▶ Exercise instructions
Copy out every line of the data exactly.

* * * * *

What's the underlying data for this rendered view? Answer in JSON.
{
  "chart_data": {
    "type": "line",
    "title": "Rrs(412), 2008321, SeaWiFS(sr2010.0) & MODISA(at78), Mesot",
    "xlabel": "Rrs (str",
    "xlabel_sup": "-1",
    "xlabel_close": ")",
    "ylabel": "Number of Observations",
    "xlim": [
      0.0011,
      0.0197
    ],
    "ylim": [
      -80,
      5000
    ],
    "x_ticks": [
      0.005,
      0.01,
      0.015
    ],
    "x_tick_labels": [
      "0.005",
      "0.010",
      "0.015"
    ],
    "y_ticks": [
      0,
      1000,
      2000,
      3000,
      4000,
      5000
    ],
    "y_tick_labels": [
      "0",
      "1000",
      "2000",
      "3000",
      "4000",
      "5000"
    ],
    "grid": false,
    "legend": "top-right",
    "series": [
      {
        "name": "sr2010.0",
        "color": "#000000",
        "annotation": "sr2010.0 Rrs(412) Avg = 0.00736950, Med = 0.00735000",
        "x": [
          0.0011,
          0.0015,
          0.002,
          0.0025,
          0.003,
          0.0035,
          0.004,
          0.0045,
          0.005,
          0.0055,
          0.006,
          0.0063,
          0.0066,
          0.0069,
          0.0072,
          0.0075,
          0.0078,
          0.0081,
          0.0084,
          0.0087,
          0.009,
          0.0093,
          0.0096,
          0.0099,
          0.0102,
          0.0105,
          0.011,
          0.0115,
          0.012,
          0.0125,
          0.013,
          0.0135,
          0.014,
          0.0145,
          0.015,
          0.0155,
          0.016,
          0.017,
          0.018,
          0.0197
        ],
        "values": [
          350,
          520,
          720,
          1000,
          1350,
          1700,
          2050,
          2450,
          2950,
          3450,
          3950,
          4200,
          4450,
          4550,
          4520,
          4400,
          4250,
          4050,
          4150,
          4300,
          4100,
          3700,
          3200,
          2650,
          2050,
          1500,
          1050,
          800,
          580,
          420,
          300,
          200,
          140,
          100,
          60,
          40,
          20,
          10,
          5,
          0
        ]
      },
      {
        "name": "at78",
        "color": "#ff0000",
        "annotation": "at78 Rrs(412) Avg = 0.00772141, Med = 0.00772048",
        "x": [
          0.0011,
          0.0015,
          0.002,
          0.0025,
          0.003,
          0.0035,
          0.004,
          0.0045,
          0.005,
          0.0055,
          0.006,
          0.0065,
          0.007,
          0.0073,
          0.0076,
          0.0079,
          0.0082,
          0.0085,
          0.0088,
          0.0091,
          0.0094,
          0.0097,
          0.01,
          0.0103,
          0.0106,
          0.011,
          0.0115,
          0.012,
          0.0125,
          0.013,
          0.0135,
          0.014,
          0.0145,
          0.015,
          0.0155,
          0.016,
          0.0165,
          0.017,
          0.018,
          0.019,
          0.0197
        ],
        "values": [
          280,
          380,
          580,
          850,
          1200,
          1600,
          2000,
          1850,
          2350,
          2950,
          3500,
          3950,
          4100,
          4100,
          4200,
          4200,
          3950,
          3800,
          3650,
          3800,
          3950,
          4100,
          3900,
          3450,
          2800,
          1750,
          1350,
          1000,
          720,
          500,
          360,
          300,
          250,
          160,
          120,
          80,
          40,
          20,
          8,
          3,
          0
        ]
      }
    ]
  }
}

* * * * *

▶ Result for this task
What's the underlying data for this rendered view? Answer in JSON.
{
  "chart_data": {
    "type": "line",
    "title": "Rrs(412), 2008321, SeaWiFS(sr2010.0) & MODISA(at78), Mesot",
    "xlabel": "Rrs (str",
    "xlabel_sup": "-1",
    "xlabel_close": ")",
    "ylabel": "Number of Observations",
    "xlim": [
      0.0011,
      0.0197
    ],
    "ylim": [
      -80,
      5000
    ],
    "x_ticks": [
      0.005,
      0.01,
      0.015
    ],
    "x_tick_labels": [
      "0.005",
      "0.010",
      "0.015"
    ],
    "y_ticks": [
      0,
      1000,
      2000,
      3000,
      4000,
      5000
    ],
    "y_tick_labels": [
      "0",
      "1000",
      "2000",
      "3000",
      "4000",
      "5000"
    ],
    "grid": false,
    "legend": "top-right",
    "series": [
      {
        "name": "sr2010.0",
        "color": "#000000",
        "annotation": "sr2010.0 Rrs(412) Avg = 0.00736950, Med = 0.00735000",
        "x": [
          0.0011,
          0.0015,
          0.002,
          0.0025,
          0.003,
          0.0035,
          0.004,
          0.0045,
          0.005,
          0.0055,
          0.006,
          0.0063,
          0.0066,
          0.0069,
          0.0072,
          0.0075,
          0.0078,
          0.0081,
          0.0084,
          0.0087,
          0.009,
          0.0093,
          0.0096,
          0.0099,
          0.0102,
          0.0105,
          0.011,
          0.0115,
          0.012,
          0.0125,
          0.013,
          0.0135,
          0.014,
          0.0145,
          0.015,
          0.0155,
          0.016,
          0.017,
          0.018,
          0.0197
        ],
        "values": [
          350,
          520,
          720,
          1000,
          1350,
          1700,
          2050,
          2450,
          2950,
          3450,
          3950,
          4200,
          4450,
          4550,
          4520,
          4400,
          4250,
          4050,
          4150,
          4300,
          4100,
          3700,
          3200,
          2650,
          2050,
          1500,
          1050,
          800,
          580,
          420,
          300,
          200,
          140,
          100,
          60,
          40,
          20,
          10,
          5,
          0
        ]
      },
      {
        "name": "at78",
        "color": "#ff0000",
        "annotation": "at78 Rrs(412) Avg = 0.00772141, Med = 0.00772048",
        "x": [
          0.0011,
          0.0015,
          0.002,
          0.0025,
          0.003,
          0.0035,
          0.004,
          0.0045,
          0.005,
          0.0055,
          0.006,
          0.0065,
          0.007,
          0.0073,
          0.0076,
          0.0079,
          0.0082,
          0.0085,
          0.0088,
          0.0091,
          0.0094,
          0.0097,
          0.01,
          0.0103,
          0.0106,
          0.011,
          0.0115,
          0.012,
          0.0125,
          0.013,
          0.0135,
          0.014,
          0.0145,
          0.015,
          0.0155,
          0.016,
          0.0165,
          0.017,
          0.018,
          0.019,
          0.0197
        ],
        "values": [
          280,
          380,
          580,
          850,
          1200,
          1600,
          2000,
          1850,
          2350,
          2950,
          3500,
          3950,
          4100,
          4100,
          4200,
          4200,
          3950,
          3800,
          3650,
          3800,
          3950,
          4100,
          3900,
          3450,
          2800,
          1750,
          1350,
          1000,
          720,
          500,
          360,
          300,
          250,
          160,
          120,
          80,
          40,
          20,
          8,
          3,
          0
        ]
      }
    ]
  }
}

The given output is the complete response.